Select the lines that hold the word "Kampf" and copy each one.

__INPUT ROWS__:
■ ■ ■ ■ ■ ■ ■

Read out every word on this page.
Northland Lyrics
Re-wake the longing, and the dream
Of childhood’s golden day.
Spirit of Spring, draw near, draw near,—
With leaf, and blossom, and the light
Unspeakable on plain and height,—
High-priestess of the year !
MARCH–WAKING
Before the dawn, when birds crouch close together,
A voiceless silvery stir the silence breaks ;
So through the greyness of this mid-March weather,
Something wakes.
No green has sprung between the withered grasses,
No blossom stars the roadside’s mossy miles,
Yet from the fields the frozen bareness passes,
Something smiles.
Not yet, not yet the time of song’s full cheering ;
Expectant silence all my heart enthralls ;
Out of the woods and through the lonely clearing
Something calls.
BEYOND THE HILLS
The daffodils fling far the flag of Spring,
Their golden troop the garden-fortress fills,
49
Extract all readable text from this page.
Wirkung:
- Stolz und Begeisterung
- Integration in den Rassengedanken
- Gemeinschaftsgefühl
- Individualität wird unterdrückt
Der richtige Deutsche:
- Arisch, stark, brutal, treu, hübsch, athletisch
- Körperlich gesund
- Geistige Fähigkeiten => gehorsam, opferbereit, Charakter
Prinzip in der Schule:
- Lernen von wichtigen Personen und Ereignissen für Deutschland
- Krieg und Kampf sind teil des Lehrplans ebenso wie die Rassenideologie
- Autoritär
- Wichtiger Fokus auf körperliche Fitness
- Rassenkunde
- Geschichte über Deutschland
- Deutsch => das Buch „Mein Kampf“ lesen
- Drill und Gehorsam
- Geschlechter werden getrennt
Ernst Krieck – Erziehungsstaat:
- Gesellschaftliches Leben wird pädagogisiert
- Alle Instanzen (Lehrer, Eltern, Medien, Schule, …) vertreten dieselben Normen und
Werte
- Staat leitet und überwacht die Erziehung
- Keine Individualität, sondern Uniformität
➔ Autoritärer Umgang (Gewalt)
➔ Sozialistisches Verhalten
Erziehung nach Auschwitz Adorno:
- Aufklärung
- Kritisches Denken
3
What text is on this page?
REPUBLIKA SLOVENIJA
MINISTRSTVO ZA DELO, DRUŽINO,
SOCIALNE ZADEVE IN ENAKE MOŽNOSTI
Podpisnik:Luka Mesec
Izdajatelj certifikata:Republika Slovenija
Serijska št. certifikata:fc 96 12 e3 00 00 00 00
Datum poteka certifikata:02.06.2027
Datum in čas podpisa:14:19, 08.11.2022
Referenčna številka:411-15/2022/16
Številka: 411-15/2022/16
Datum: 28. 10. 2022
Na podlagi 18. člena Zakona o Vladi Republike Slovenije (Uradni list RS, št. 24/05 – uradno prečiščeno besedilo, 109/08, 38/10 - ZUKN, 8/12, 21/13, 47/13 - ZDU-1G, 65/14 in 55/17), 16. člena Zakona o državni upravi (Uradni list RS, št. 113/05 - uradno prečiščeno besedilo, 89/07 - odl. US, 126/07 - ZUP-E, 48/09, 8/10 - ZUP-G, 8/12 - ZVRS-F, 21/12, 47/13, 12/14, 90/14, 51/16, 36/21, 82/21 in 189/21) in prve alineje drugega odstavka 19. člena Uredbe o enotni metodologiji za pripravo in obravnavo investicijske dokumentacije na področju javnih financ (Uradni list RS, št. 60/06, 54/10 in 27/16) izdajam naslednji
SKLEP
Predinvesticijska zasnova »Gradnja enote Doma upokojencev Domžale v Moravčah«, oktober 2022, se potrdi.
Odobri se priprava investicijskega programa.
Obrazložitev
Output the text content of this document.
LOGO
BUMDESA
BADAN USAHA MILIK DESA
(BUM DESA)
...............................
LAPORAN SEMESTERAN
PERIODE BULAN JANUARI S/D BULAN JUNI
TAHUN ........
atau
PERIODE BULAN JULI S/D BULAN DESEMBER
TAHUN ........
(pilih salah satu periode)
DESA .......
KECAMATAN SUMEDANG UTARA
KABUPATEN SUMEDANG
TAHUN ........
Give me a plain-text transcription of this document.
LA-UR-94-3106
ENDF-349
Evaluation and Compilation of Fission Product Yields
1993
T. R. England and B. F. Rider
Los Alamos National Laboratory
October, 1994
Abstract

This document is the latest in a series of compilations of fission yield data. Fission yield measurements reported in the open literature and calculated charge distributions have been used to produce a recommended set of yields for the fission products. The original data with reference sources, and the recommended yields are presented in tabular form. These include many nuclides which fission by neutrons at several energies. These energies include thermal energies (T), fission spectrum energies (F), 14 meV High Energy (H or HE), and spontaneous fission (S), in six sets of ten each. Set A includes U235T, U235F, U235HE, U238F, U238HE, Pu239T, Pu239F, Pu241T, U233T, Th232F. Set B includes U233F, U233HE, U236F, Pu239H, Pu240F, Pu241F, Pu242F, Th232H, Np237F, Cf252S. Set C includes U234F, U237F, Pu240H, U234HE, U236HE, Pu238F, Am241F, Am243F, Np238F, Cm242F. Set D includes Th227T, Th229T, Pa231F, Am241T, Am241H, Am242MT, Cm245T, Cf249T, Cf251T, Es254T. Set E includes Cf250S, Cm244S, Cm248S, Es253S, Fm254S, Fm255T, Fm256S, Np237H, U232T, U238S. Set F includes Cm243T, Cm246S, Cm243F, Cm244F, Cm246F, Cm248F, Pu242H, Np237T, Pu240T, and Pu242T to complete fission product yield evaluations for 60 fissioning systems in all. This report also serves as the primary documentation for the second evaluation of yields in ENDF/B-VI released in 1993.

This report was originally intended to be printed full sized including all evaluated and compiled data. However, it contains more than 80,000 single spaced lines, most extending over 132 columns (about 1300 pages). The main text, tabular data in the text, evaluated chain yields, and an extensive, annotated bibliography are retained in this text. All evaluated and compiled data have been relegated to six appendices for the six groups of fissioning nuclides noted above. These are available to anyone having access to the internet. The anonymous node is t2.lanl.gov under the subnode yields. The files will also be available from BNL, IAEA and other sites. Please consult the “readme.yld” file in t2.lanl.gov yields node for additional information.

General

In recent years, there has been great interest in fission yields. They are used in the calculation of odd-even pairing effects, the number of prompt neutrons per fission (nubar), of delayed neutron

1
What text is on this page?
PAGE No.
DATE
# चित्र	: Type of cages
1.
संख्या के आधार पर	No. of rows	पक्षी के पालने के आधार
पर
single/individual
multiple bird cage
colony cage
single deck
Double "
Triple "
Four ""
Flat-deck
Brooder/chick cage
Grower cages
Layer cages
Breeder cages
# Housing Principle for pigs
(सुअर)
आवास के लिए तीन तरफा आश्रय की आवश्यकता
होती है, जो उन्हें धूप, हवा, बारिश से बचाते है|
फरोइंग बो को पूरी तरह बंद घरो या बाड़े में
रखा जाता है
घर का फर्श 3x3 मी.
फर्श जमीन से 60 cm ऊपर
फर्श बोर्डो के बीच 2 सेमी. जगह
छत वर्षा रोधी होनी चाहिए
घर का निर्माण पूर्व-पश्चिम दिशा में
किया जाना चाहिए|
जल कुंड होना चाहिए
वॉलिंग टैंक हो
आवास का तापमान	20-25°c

■ ■ ■ ■ ■ ■ ■

__ANSWER TO THIS EXERCISE__:
- Krieg und Kampf sind teil des Lehrplans ebenso wie die Rassenideologie
- Deutsch => das Buch „Mein Kampf“ lesen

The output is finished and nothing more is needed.